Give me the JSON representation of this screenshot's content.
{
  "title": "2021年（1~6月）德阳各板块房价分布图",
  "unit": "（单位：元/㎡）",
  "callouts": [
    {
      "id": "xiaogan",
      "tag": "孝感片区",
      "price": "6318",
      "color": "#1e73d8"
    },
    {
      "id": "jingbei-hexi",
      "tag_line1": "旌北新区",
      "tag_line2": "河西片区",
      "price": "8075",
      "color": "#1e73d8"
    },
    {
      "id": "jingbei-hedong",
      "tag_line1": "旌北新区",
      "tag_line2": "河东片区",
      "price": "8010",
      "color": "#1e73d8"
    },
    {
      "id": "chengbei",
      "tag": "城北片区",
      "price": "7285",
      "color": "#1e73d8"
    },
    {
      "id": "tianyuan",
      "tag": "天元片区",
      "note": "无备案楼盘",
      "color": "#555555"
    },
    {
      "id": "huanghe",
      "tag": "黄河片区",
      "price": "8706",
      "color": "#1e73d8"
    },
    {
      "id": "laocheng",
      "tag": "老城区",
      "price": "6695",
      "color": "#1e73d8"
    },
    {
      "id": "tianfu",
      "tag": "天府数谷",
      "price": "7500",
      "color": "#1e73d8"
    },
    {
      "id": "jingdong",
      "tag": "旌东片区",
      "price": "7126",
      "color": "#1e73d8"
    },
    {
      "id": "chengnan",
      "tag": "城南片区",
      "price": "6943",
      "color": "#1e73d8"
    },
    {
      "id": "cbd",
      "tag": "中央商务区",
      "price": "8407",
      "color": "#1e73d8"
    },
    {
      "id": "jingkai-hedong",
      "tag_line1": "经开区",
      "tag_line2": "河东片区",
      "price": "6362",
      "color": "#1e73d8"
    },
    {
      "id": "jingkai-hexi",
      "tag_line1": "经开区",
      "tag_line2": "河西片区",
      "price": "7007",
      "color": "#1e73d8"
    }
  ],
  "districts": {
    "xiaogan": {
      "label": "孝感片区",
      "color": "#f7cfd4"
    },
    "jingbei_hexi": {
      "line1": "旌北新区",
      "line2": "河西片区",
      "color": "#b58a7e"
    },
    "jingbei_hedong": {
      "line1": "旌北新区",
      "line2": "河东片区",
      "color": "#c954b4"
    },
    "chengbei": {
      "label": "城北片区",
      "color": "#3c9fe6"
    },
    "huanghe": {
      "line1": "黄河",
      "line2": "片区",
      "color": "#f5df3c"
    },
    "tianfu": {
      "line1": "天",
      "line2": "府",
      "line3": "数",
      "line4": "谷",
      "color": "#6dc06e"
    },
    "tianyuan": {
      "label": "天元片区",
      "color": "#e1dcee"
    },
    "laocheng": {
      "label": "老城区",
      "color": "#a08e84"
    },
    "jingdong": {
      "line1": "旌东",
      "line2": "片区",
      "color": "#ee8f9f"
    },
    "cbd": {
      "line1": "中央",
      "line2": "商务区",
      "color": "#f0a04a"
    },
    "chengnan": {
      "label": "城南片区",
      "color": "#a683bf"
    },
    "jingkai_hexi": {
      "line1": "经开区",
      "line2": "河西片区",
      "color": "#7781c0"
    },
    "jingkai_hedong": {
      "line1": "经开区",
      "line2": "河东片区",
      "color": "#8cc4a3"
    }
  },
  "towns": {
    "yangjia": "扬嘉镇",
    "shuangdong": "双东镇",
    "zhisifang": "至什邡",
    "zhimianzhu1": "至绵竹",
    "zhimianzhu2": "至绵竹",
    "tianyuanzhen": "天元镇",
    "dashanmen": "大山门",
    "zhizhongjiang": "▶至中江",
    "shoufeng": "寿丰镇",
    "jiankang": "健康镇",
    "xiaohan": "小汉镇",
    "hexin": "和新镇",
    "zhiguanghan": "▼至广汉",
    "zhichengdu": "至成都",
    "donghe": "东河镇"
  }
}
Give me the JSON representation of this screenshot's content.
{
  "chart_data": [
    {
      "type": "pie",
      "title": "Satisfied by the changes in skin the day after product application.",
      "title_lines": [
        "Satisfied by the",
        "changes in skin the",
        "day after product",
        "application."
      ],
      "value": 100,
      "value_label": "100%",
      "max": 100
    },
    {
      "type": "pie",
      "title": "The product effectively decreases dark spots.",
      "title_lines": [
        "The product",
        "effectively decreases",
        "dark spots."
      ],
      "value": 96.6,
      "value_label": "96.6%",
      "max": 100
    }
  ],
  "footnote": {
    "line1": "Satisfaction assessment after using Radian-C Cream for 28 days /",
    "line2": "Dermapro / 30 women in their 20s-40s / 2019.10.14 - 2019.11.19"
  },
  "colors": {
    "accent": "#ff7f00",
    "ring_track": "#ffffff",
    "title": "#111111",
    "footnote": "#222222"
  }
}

========

(Required task)
Copy out the full set of records precisely, leaving nothing out.

(The reply)
Give me the JSON representation of this screenshot's content.
{
  "title": "2021年（1~6月）德阳各板块房价分布图",
  "unit": "（单位：元/㎡）",
  "callouts": [
    {
      "id": "xiaogan",
      "tag": "孝感片区",
      "price": "6318",
      "color": "#1e73d8"
    },
    {
      "id": "jingbei-hexi",
      "tag_line1": "旌北新区",
      "tag_line2": "河西片区",
      "price": "8075",
      "color": "#1e73d8"
    },
    {
      "id": "jingbei-hedong",
      "tag_line1": "旌北新区",
      "tag_line2": "河东片区",
      "price": "8010",
      "color": "#1e73d8"
    },
    {
      "id": "chengbei",
      "tag": "城北片区",
      "price": "7285",
      "color": "#1e73d8"
    },
    {
      "id": "tianyuan",
      "tag": "天元片区",
      "note": "无备案楼盘",
      "color": "#555555"
    },
    {
      "id": "huanghe",
      "tag": "黄河片区",
      "price": "8706",
      "color": "#1e73d8"
    },
    {
      "id": "laocheng",
      "tag": "老城区",
      "price": "6695",
      "color": "#1e73d8"
    },
    {
      "id": "tianfu",
      "tag": "天府数谷",
      "price": "7500",
      "color": "#1e73d8"
    },
    {
      "id": "jingdong",
      "tag": "旌东片区",
      "price": "7126",
      "color": "#1e73d8"
    },
    {
      "id": "chengnan",
      "tag": "城南片区",
      "price": "6943",
      "color": "#1e73d8"
    },
    {
      "id": "cbd",
      "tag": "中央商务区",
      "price": "8407",
      "color": "#1e73d8"
    },
    {
      "id": "jingkai-hedong",
      "tag_line1": "经开区",
      "tag_line2": "河东片区",
      "price": "6362",
      "color": "#1e73d8"
    },
    {
      "id": "jingkai-hexi",
      "tag_line1": "经开区",
      "tag_line2": "河西片区",
      "price": "7007",
      "color": "#1e73d8"
    }
  ],
  "districts": {
    "xiaogan": {
      "label": "孝感片区",
      "color": "#f7cfd4"
    },
    "jingbei_hexi": {
      "line1": "旌北新区",
      "line2": "河西片区",
      "color": "#b58a7e"
    },
    "jingbei_hedong": {
      "line1": "旌北新区",
      "line2": "河东片区",
      "color": "#c954b4"
    },
    "chengbei": {
      "label": "城北片区",
      "color": "#3c9fe6"
    },
    "huanghe": {
      "line1": "黄河",
      "line2": "片区",
      "color": "#f5df3c"
    },
    "tianfu": {
      "line1": "天",
      "line2": "府",
      "line3": "数",
      "line4": "谷",
      "color": "#6dc06e"
    },
    "tianyuan": {
      "label": "天元片区",
      "color": "#e1dcee"
    },
    "laocheng": {
      "label": "老城区",
      "color": "#a08e84"
    },
    "jingdong": {
      "line1": "旌东",
      "line2": "片区",
      "color": "#ee8f9f"
    },
    "cbd": {
      "line1": "中央",
      "line2": "商务区",
      "color": "#f0a04a"
    },
    "chengnan": {
      "label": "城南片区",
      "color": "#a683bf"
    },
    "jingkai_hexi": {
      "line1": "经开区",
      "line2": "河西片区",
      "color": "#7781c0"
    },
    "jingkai_hedong": {
      "line1": "经开区",
      "line2": "河东片区",
      "color": "#8cc4a3"
    }
  },
  "towns": {
    "yangjia": "扬嘉镇",
    "shuangdong": "双东镇",
    "zhisifang": "至什邡",
    "zhimianzhu1": "至绵竹",
    "zhimianzhu2": "至绵竹",
    "tianyuanzhen": "天元镇",
    "dashanmen": "大山门",
    "zhizhongjiang": "▶至中江",
    "shoufeng": "寿丰镇",
    "jiankang": "健康镇",
    "xiaohan": "小汉镇",
    "hexin": "和新镇",
    "zhiguanghan": "▼至广汉",
    "zhichengdu": "至成都",
    "donghe": "东河镇"
  }
}
Give me the JSON representation of this screenshot's content.
{
  "chart_data": [
    {
      "type": "pie",
      "title": "Satisfied by the changes in skin the day after product application.",
      "title_lines": [
        "Satisfied by the",
        "changes in skin the",
        "day after product",
        "application."
      ],
      "value": 100,
      "value_label": "100%",
      "max": 100
    },
    {
      "type": "pie",
      "title": "The product effectively decreases dark spots.",
      "title_lines": [
        "The product",
        "effectively decreases",
        "dark spots."
      ],
      "value": 96.6,
      "value_label": "96.6%",
      "max": 100
    }
  ],
  "footnote": {
    "line1": "Satisfaction assessment after using Radian-C Cream for 28 days /",
    "line2": "Dermapro / 30 women in their 20s-40s / 2019.10.14 - 2019.11.19"
  },
  "colors": {
    "accent": "#ff7f00",
    "ring_track": "#ffffff",
    "title": "#111111",
    "footnote": "#222222"
  }
}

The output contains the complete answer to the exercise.